> REQUIRED TASK
From the entries below, gather each line containing the word "accum".

━━ DATA EXTRACT ━━

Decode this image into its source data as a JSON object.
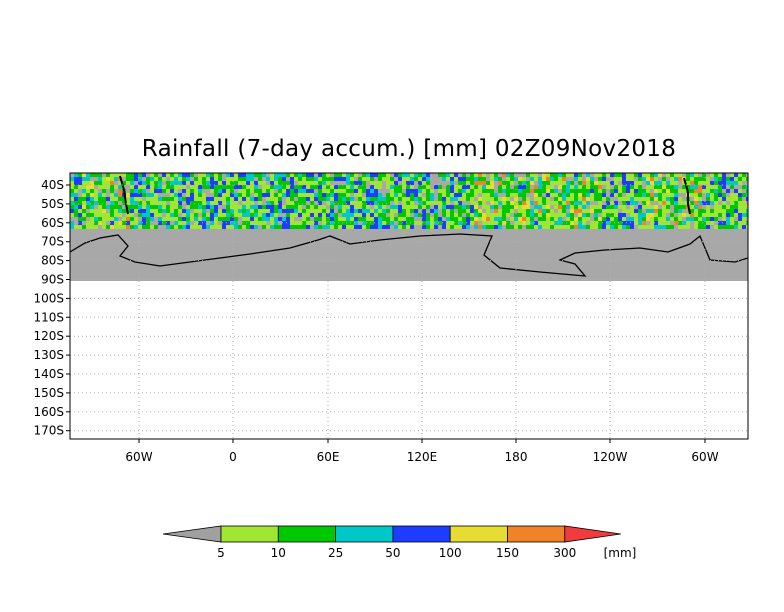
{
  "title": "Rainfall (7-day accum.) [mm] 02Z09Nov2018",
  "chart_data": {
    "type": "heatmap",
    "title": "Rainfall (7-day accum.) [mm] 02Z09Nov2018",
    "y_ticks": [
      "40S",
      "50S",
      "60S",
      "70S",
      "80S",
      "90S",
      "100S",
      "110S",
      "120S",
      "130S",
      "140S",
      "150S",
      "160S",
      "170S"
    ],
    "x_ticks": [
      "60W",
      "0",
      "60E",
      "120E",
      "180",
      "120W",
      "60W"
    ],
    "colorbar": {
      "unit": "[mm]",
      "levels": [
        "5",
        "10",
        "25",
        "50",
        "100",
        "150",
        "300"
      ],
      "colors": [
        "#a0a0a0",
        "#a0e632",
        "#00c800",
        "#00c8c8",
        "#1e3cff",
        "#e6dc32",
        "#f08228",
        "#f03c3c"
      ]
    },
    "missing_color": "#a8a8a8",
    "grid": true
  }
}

━━━
━━ DATA EXTRACT ━━

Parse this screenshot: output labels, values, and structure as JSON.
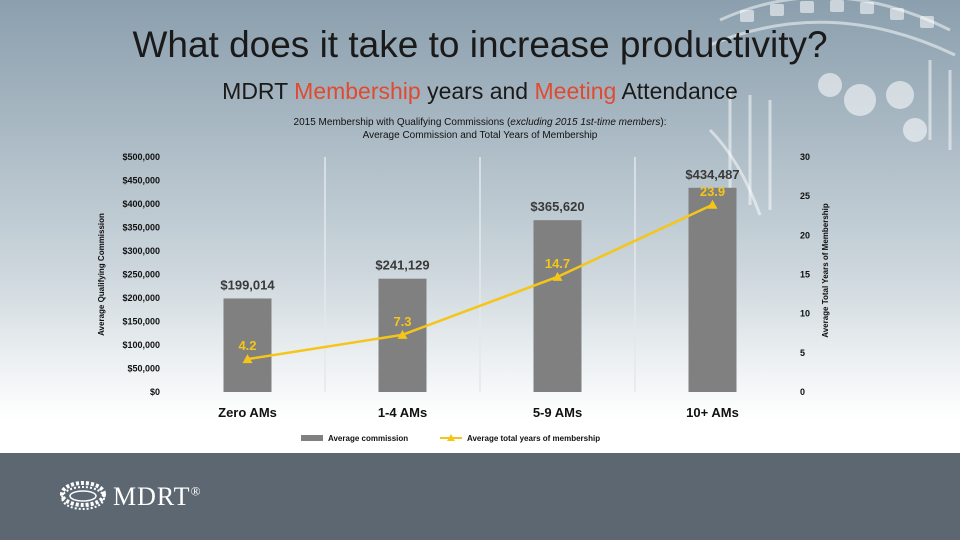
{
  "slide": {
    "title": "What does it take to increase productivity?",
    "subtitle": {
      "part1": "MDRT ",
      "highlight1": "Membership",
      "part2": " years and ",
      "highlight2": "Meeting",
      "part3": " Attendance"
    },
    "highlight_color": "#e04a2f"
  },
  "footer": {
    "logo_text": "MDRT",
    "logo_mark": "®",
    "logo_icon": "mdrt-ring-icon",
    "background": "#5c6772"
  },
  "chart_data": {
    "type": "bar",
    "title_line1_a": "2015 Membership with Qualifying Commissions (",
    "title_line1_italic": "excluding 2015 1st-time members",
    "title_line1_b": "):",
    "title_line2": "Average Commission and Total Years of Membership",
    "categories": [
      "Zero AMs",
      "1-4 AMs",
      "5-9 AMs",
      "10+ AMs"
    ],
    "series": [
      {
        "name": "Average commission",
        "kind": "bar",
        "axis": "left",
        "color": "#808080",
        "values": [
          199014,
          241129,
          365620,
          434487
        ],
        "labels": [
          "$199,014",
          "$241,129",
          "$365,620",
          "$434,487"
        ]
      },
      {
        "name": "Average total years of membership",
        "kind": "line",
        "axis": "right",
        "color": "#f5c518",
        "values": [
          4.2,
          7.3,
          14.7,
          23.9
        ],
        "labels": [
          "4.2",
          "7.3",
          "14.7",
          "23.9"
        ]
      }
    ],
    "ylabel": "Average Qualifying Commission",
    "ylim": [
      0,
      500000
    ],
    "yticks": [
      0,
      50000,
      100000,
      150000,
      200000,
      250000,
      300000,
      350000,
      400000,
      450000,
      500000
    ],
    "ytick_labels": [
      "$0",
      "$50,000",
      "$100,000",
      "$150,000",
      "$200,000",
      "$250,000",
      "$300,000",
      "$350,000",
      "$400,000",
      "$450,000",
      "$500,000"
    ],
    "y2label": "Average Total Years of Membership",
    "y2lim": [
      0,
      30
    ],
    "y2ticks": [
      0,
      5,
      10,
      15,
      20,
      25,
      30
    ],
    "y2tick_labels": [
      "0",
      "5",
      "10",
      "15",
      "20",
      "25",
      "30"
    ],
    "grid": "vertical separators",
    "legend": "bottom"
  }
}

━━━

> EXPECTED OUTPUT
  "title": "Rainfall (7-day accum.) [mm] 02Z09Nov2018",
    "title": "Rainfall (7-day accum.) [mm] 02Z09Nov2018",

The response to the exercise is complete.